- Exercise instructions -
Below are the records; reproduce all of them exactly but without any images.
______
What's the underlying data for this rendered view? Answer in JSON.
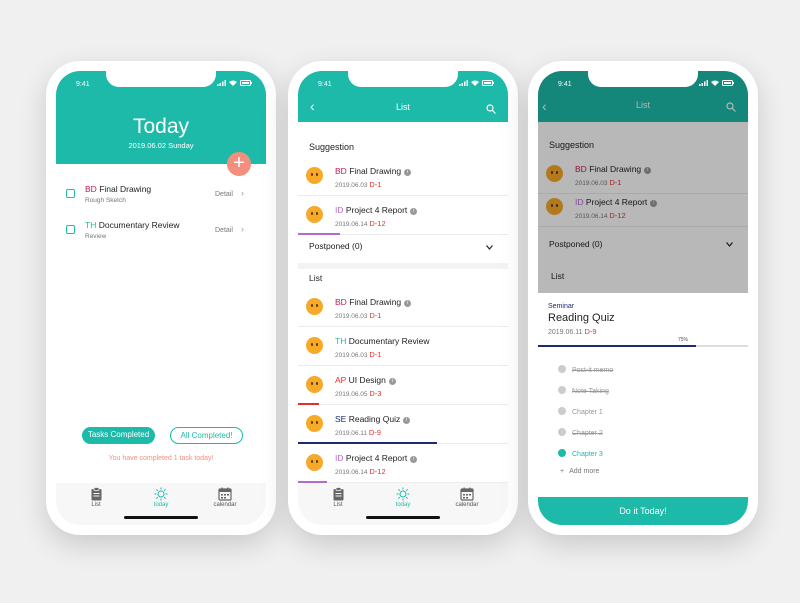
{
  "colors": {
    "teal": "#1dbaa9",
    "fab": "#f48f7e",
    "dday": "#e0322d",
    "navy": "#1e2a6b"
  },
  "status_time": "9:41",
  "nav": {
    "list": "List",
    "today": "today",
    "calendar": "calendar"
  },
  "today_screen": {
    "title": "Today",
    "date": "2019.06.02 Sunday",
    "fab_icon": "+",
    "tasks": [
      {
        "tag": "BD",
        "tag_color": "#c2185b",
        "title": "Final Drawing",
        "sub": "Rough Sketch",
        "action": "Detail"
      },
      {
        "tag": "TH",
        "tag_color": "#1dbaa9",
        "title": "Documentary Review",
        "sub": "Review",
        "action": "Detail"
      }
    ],
    "tasks_completed_label": "Tasks Completed",
    "all_completed_label": "All Completed!",
    "completed_message": "You have completed 1 task today!"
  },
  "list_screen": {
    "title": "List",
    "suggestion_label": "Suggestion",
    "postponed_label": "Postponed (0)",
    "list_label": "List",
    "suggestions": [
      {
        "tag": "BD",
        "tag_color": "#c2185b",
        "title": "Final Drawing",
        "date": "2019.06.03",
        "dday": "D-1",
        "underline": ""
      },
      {
        "tag": "ID",
        "tag_color": "#b46bc9",
        "title": "Project 4 Report",
        "date": "2019.06.14",
        "dday": "D-12",
        "underline": "#b46bc9",
        "underline_ratio": 0.2
      }
    ],
    "items": [
      {
        "tag": "BD",
        "tag_color": "#c2185b",
        "title": "Final Drawing",
        "date": "2019.06.03",
        "dday": "D-1",
        "info": true,
        "underline": ""
      },
      {
        "tag": "TH",
        "tag_color": "#1dbaa9",
        "title": "Documentary Review",
        "date": "2019.06.03",
        "dday": "D-1",
        "info": false,
        "underline": ""
      },
      {
        "tag": "AP",
        "tag_color": "#e0322d",
        "title": "UI Design",
        "date": "2019.06.05",
        "dday": "D-3",
        "info": true,
        "underline": "#e0322d",
        "underline_ratio": 0.1
      },
      {
        "tag": "SE",
        "tag_color": "#1e2a6b",
        "title": "Reading Quiz",
        "date": "2019.06.11",
        "dday": "D-9",
        "info": true,
        "underline": "#1e2a6b",
        "underline_ratio": 0.66
      },
      {
        "tag": "ID",
        "tag_color": "#b46bc9",
        "title": "Project 4 Report",
        "date": "2019.06.14",
        "dday": "D-12",
        "info": true,
        "underline": "#b46bc9",
        "underline_ratio": 0.14
      }
    ]
  },
  "detail_screen": {
    "title": "List",
    "suggestion_label": "Suggestion",
    "postponed_label": "Postponed (0)",
    "list_label": "List",
    "suggestions": [
      {
        "tag": "BD",
        "tag_color": "#c2185b",
        "title": "Final Drawing",
        "date": "2019.06.03",
        "dday": "D-1"
      },
      {
        "tag": "ID",
        "tag_color": "#b46bc9",
        "title": "Project 4 Report",
        "date": "2019.06.14",
        "dday": "D-12"
      }
    ],
    "category": "Seminar",
    "task_title": "Reading Quiz",
    "task_date": "2019.06.11",
    "task_dday": "D-9",
    "progress_label": "75%",
    "progress_value": 0.75,
    "steps": [
      {
        "label": "Post-it memo",
        "state": "done"
      },
      {
        "label": "Note Taking",
        "state": "done"
      },
      {
        "label": "Chapter 1",
        "state": "todo"
      },
      {
        "label": "Chapter 2",
        "state": "done"
      },
      {
        "label": "Chapter 3",
        "state": "current"
      }
    ],
    "add_more": "Add more",
    "cta": "Do it Today!"
  }
}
______
- Written answer -
What's the underlying data for this rendered view? Answer in JSON.
{
  "colors": {
    "teal": "#1dbaa9",
    "fab": "#f48f7e",
    "dday": "#e0322d",
    "navy": "#1e2a6b"
  },
  "status_time": "9:41",
  "nav": {
    "list": "List",
    "today": "today",
    "calendar": "calendar"
  },
  "today_screen": {
    "title": "Today",
    "date": "2019.06.02 Sunday",
    "fab_icon": "+",
    "tasks": [
      {
        "tag": "BD",
        "tag_color": "#c2185b",
        "title": "Final Drawing",
        "sub": "Rough Sketch",
        "action": "Detail"
      },
      {
        "tag": "TH",
        "tag_color": "#1dbaa9",
        "title": "Documentary Review",
        "sub": "Review",
        "action": "Detail"
      }
    ],
    "tasks_completed_label": "Tasks Completed",
    "all_completed_label": "All Completed!",
    "completed_message": "You have completed 1 task today!"
  },
  "list_screen": {
    "title": "List",
    "suggestion_label": "Suggestion",
    "postponed_label": "Postponed (0)",
    "list_label": "List",
    "suggestions": [
      {
        "tag": "BD",
        "tag_color": "#c2185b",
        "title": "Final Drawing",
        "date": "2019.06.03",
        "dday": "D-1",
        "underline": ""
      },
      {
        "tag": "ID",
        "tag_color": "#b46bc9",
        "title": "Project 4 Report",
        "date": "2019.06.14",
        "dday": "D-12",
        "underline": "#b46bc9",
        "underline_ratio": 0.2
      }
    ],
    "items": [
      {
        "tag": "BD",
        "tag_color": "#c2185b",
        "title": "Final Drawing",
        "date": "2019.06.03",
        "dday": "D-1",
        "info": true,
        "underline": ""
      },
      {
        "tag": "TH",
        "tag_color": "#1dbaa9",
        "title": "Documentary Review",
        "date": "2019.06.03",
        "dday": "D-1",
        "info": false,
        "underline": ""
      },
      {
        "tag": "AP",
        "tag_color": "#e0322d",
        "title": "UI Design",
        "date": "2019.06.05",
        "dday": "D-3",
        "info": true,
        "underline": "#e0322d",
        "underline_ratio": 0.1
      },
      {
        "tag": "SE",
        "tag_color": "#1e2a6b",
        "title": "Reading Quiz",
        "date": "2019.06.11",
        "dday": "D-9",
        "info": true,
        "underline": "#1e2a6b",
        "underline_ratio": 0.66
      },
      {
        "tag": "ID",
        "tag_color": "#b46bc9",
        "title": "Project 4 Report",
        "date": "2019.06.14",
        "dday": "D-12",
        "info": true,
        "underline": "#b46bc9",
        "underline_ratio": 0.14
      }
    ]
  },
  "detail_screen": {
    "title": "List",
    "suggestion_label": "Suggestion",
    "postponed_label": "Postponed (0)",
    "list_label": "List",
    "suggestions": [
      {
        "tag": "BD",
        "tag_color": "#c2185b",
        "title": "Final Drawing",
        "date": "2019.06.03",
        "dday": "D-1"
      },
      {
        "tag": "ID",
        "tag_color": "#b46bc9",
        "title": "Project 4 Report",
        "date": "2019.06.14",
        "dday": "D-12"
      }
    ],
    "category": "Seminar",
    "task_title": "Reading Quiz",
    "task_date": "2019.06.11",
    "task_dday": "D-9",
    "progress_label": "75%",
    "progress_value": 0.75,
    "steps": [
      {
        "label": "Post-it memo",
        "state": "done"
      },
      {
        "label": "Note Taking",
        "state": "done"
      },
      {
        "label": "Chapter 1",
        "state": "todo"
      },
      {
        "label": "Chapter 2",
        "state": "done"
      },
      {
        "label": "Chapter 3",
        "state": "current"
      }
    ],
    "add_more": "Add more",
    "cta": "Do it Today!"
  }
}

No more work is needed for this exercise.